**What to produce:** Gather up the lines that contain "image".

(Stored entries)
>>>

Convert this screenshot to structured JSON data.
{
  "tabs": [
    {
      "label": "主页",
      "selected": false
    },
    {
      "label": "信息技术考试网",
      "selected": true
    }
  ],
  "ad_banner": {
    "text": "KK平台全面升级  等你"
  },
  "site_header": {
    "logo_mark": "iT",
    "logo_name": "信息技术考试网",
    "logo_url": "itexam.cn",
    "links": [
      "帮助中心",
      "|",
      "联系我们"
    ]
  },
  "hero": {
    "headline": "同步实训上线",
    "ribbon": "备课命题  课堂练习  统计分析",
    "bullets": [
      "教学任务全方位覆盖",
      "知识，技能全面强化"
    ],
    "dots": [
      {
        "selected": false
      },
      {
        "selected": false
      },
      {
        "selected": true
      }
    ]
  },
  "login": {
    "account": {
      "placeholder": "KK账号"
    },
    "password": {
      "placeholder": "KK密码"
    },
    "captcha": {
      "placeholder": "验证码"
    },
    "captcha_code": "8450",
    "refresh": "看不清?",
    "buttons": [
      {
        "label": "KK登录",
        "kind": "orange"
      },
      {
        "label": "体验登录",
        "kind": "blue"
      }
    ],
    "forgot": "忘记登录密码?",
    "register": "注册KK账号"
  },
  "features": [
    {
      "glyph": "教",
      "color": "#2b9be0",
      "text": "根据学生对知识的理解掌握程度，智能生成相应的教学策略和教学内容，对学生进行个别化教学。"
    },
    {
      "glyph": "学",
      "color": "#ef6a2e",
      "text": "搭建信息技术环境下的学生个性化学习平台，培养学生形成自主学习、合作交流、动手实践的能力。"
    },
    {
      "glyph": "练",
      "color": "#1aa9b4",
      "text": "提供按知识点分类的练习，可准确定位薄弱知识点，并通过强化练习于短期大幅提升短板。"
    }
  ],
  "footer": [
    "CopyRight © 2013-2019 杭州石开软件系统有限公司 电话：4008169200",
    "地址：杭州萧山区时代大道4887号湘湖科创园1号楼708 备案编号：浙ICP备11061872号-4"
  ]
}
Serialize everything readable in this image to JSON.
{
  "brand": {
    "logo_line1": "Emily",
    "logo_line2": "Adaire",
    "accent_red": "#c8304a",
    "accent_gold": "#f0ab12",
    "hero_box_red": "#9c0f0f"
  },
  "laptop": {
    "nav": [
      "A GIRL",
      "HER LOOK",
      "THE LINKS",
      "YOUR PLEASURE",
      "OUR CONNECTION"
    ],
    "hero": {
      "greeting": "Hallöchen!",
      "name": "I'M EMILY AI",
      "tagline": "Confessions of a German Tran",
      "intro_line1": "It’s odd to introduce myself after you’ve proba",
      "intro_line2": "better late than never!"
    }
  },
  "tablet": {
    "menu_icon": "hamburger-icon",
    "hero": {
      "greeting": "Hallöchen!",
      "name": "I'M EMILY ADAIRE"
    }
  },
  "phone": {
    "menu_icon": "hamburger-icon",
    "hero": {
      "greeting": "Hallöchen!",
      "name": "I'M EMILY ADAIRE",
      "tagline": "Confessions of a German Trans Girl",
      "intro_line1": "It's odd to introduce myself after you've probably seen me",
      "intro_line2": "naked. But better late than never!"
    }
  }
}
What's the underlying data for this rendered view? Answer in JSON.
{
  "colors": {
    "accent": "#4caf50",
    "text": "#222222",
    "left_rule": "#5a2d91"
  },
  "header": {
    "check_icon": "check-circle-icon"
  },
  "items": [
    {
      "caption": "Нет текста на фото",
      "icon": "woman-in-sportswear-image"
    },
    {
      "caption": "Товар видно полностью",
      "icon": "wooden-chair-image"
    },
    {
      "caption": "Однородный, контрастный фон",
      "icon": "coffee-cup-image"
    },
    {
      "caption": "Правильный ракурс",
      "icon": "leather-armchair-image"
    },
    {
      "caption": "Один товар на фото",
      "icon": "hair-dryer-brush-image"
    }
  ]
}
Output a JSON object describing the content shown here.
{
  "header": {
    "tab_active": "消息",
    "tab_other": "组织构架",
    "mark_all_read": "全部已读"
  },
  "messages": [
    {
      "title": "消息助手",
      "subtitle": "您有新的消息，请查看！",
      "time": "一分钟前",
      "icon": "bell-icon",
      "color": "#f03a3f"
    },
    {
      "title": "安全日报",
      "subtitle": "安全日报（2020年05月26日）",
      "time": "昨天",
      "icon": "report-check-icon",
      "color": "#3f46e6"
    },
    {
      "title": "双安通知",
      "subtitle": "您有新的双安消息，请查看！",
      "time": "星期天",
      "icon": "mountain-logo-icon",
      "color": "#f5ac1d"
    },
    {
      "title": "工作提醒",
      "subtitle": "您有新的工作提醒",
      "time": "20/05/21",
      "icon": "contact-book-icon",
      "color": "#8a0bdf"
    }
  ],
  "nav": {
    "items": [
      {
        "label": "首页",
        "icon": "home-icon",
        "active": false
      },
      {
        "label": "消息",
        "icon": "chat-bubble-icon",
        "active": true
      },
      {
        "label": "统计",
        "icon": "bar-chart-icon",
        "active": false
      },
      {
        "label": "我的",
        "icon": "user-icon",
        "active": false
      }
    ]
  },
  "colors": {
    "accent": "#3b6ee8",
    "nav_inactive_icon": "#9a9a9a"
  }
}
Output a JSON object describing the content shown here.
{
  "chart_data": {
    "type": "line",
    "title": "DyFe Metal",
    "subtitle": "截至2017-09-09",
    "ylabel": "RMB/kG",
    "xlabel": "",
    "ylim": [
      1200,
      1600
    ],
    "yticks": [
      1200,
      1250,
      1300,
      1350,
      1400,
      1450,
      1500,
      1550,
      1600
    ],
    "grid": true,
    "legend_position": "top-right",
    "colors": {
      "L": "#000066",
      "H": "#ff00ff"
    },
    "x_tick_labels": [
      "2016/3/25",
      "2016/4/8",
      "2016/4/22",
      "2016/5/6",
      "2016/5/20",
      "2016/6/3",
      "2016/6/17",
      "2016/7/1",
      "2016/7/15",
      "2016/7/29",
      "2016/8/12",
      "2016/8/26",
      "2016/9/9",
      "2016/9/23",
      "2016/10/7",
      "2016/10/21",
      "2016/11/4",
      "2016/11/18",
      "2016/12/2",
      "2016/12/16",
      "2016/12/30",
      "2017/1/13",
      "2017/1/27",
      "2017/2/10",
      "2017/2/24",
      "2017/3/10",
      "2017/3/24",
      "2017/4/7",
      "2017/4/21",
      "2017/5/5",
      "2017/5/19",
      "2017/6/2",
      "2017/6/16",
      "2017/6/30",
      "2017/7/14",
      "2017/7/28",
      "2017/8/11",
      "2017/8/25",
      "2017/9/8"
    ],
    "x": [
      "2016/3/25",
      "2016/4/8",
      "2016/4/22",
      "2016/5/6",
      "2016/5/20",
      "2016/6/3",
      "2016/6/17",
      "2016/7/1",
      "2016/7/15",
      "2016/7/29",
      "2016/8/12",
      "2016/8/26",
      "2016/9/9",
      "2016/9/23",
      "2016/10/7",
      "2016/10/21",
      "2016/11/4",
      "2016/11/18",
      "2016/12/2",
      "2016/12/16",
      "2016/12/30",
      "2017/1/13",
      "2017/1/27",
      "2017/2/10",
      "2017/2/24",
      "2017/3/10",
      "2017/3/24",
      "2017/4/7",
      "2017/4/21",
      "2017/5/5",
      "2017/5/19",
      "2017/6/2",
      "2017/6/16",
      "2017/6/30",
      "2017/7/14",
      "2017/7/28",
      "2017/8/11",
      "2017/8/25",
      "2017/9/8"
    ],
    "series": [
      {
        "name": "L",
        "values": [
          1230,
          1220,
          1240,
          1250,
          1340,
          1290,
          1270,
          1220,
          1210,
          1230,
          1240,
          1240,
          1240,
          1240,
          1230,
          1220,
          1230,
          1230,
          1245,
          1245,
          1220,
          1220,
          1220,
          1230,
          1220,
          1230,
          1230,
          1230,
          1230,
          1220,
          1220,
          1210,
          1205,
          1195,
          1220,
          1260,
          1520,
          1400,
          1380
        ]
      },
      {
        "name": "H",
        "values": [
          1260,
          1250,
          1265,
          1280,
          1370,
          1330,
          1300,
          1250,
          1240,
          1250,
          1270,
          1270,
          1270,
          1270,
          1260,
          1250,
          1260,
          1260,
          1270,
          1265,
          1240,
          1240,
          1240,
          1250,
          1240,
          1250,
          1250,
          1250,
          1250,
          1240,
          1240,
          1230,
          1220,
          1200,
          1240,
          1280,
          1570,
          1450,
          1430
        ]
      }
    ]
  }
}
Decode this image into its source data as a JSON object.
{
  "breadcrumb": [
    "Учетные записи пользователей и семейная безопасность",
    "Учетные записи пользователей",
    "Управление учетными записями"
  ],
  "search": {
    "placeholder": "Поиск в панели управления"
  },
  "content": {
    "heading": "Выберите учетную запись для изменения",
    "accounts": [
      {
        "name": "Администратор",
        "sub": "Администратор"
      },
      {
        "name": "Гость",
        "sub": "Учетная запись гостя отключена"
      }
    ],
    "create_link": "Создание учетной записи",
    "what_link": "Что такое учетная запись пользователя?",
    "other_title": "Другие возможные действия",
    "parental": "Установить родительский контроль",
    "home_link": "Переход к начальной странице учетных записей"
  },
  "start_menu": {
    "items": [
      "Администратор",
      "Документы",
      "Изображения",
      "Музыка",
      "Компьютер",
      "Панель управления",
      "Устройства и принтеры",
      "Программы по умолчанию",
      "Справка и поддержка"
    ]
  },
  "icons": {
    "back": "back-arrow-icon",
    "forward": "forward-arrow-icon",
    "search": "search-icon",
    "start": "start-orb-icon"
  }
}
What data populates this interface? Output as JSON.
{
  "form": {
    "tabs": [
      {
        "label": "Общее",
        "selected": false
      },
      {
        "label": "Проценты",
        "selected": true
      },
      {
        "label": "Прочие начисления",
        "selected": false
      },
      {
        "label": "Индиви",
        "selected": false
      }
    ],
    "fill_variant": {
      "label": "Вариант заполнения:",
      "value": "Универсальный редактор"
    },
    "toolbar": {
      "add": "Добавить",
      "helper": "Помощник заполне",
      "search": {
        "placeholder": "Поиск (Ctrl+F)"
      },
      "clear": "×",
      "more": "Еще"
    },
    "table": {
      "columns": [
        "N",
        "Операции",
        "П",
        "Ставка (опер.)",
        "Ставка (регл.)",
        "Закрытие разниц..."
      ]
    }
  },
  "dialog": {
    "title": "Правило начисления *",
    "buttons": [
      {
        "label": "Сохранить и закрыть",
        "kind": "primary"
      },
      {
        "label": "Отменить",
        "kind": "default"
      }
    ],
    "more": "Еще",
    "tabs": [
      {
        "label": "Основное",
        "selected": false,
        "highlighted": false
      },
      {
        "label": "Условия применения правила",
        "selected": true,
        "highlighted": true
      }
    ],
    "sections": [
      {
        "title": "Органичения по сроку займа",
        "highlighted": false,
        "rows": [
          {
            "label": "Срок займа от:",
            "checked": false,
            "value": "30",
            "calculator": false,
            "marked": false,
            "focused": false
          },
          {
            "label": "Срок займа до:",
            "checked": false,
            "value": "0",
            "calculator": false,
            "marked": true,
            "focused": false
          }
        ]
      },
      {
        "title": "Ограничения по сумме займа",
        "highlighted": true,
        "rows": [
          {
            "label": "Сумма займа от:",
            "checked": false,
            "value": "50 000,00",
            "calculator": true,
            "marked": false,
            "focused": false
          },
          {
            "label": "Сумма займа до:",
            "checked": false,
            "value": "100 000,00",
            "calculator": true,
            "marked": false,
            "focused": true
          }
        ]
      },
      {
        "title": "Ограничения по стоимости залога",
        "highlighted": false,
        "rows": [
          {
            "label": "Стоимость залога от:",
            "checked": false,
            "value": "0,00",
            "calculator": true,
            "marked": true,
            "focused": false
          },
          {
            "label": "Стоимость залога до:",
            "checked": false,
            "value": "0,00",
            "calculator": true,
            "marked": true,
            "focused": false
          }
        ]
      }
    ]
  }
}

<<<

**Output for this task:**
Serialize everything readable in this image to JSON.
      "icon": "woman-in-sportswear-image"
      "icon": "wooden-chair-image"
      "icon": "coffee-cup-image"
      "icon": "leather-armchair-image"
      "icon": "hair-dryer-brush-image"
Decode this image into its source data as a JSON object.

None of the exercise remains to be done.